#### GIVEN PROBLEM
The listing below is to be output in its exact form.

Entries taken from a collection:
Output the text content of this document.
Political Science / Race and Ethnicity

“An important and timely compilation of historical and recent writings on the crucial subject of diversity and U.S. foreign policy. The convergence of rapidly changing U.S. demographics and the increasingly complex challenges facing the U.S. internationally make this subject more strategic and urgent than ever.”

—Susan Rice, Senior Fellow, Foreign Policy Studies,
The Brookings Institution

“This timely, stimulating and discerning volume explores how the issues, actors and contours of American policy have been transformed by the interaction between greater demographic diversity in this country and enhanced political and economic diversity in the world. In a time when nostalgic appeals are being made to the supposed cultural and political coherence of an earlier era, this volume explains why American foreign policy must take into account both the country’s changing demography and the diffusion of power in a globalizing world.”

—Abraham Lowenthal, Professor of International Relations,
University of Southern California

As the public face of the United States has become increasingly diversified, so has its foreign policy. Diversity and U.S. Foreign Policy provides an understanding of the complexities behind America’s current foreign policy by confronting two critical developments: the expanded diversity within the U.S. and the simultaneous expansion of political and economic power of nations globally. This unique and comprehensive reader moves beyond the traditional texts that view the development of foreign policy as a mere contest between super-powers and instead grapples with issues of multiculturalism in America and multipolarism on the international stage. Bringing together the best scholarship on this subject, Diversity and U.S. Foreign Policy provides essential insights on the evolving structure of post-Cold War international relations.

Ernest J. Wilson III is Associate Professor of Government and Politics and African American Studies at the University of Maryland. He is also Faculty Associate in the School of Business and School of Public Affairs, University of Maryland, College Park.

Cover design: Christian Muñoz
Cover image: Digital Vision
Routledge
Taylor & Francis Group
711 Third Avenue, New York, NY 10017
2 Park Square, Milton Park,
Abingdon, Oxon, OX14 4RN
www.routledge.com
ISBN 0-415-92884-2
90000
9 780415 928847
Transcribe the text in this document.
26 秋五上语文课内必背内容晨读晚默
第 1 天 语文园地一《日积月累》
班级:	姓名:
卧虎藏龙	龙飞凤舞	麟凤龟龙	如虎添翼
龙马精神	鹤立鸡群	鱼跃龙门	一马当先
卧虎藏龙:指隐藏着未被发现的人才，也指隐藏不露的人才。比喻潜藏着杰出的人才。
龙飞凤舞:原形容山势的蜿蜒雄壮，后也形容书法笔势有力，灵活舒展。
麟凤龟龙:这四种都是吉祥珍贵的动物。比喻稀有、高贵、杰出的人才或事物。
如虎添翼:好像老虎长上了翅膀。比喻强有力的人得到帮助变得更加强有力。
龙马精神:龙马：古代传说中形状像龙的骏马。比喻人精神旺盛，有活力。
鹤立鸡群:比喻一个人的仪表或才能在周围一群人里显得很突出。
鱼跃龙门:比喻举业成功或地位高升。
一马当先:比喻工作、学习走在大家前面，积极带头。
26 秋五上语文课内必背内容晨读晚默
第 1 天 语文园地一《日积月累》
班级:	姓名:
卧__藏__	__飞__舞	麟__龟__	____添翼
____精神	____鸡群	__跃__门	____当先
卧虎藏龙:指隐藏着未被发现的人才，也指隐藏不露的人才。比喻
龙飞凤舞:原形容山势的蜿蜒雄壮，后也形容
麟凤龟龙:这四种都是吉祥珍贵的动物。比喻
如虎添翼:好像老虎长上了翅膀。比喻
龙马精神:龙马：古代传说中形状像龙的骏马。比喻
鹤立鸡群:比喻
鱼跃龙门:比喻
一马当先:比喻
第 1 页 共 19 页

#### RESULT BELOW
Output the text content of this document.
Political Science / Race and Ethnicity

“An important and timely compilation of historical and recent writings on the crucial subject of diversity and U.S. foreign policy. The convergence of rapidly changing U.S. demographics and the increasingly complex challenges facing the U.S. internationally make this subject more strategic and urgent than ever.”

—Susan Rice, Senior Fellow, Foreign Policy Studies,
The Brookings Institution

“This timely, stimulating and discerning volume explores how the issues, actors and contours of American policy have been transformed by the interaction between greater demographic diversity in this country and enhanced political and economic diversity in the world. In a time when nostalgic appeals are being made to the supposed cultural and political coherence of an earlier era, this volume explains why American foreign policy must take into account both the country’s changing demography and the diffusion of power in a globalizing world.”

—Abraham Lowenthal, Professor of International Relations,
University of Southern California

As the public face of the United States has become increasingly diversified, so has its foreign policy. Diversity and U.S. Foreign Policy provides an understanding of the complexities behind America’s current foreign policy by confronting two critical developments: the expanded diversity within the U.S. and the simultaneous expansion of political and economic power of nations globally. This unique and comprehensive reader moves beyond the traditional texts that view the development of foreign policy as a mere contest between super-powers and instead grapples with issues of multiculturalism in America and multipolarism on the international stage. Bringing together the best scholarship on this subject, Diversity and U.S. Foreign Policy provides essential insights on the evolving structure of post-Cold War international relations.

Ernest J. Wilson III is Associate Professor of Government and Politics and African American Studies at the University of Maryland. He is also Faculty Associate in the School of Business and School of Public Affairs, University of Maryland, College Park.

Cover design: Christian Muñoz
Cover image: Digital Vision
Routledge
Taylor & Francis Group
711 Third Avenue, New York, NY 10017
2 Park Square, Milton Park,
Abingdon, Oxon, OX14 4RN
www.routledge.com
ISBN 0-415-92884-2
90000
9 780415 928847
Transcribe the text in this document.
26 秋五上语文课内必背内容晨读晚默
第 1 天 语文园地一《日积月累》
班级:	姓名:
卧虎藏龙	龙飞凤舞	麟凤龟龙	如虎添翼
龙马精神	鹤立鸡群	鱼跃龙门	一马当先
卧虎藏龙:指隐藏着未被发现的人才，也指隐藏不露的人才。比喻潜藏着杰出的人才。
龙飞凤舞:原形容山势的蜿蜒雄壮，后也形容书法笔势有力，灵活舒展。
麟凤龟龙:这四种都是吉祥珍贵的动物。比喻稀有、高贵、杰出的人才或事物。
如虎添翼:好像老虎长上了翅膀。比喻强有力的人得到帮助变得更加强有力。
龙马精神:龙马：古代传说中形状像龙的骏马。比喻人精神旺盛，有活力。
鹤立鸡群:比喻一个人的仪表或才能在周围一群人里显得很突出。
鱼跃龙门:比喻举业成功或地位高升。
一马当先:比喻工作、学习走在大家前面，积极带头。
26 秋五上语文课内必背内容晨读晚默
第 1 天 语文园地一《日积月累》
班级:	姓名:
卧__藏__	__飞__舞	麟__龟__	____添翼
____精神	____鸡群	__跃__门	____当先
卧虎藏龙:指隐藏着未被发现的人才，也指隐藏不露的人才。比喻
龙飞凤舞:原形容山势的蜿蜒雄壮，后也形容
麟凤龟龙:这四种都是吉祥珍贵的动物。比喻
如虎添翼:好像老虎长上了翅膀。比喻
龙马精神:龙马：古代传说中形状像龙的骏马。比喻
鹤立鸡群:比喻
鱼跃龙门:比喻
一马当先:比喻
第 1 页 共 19 页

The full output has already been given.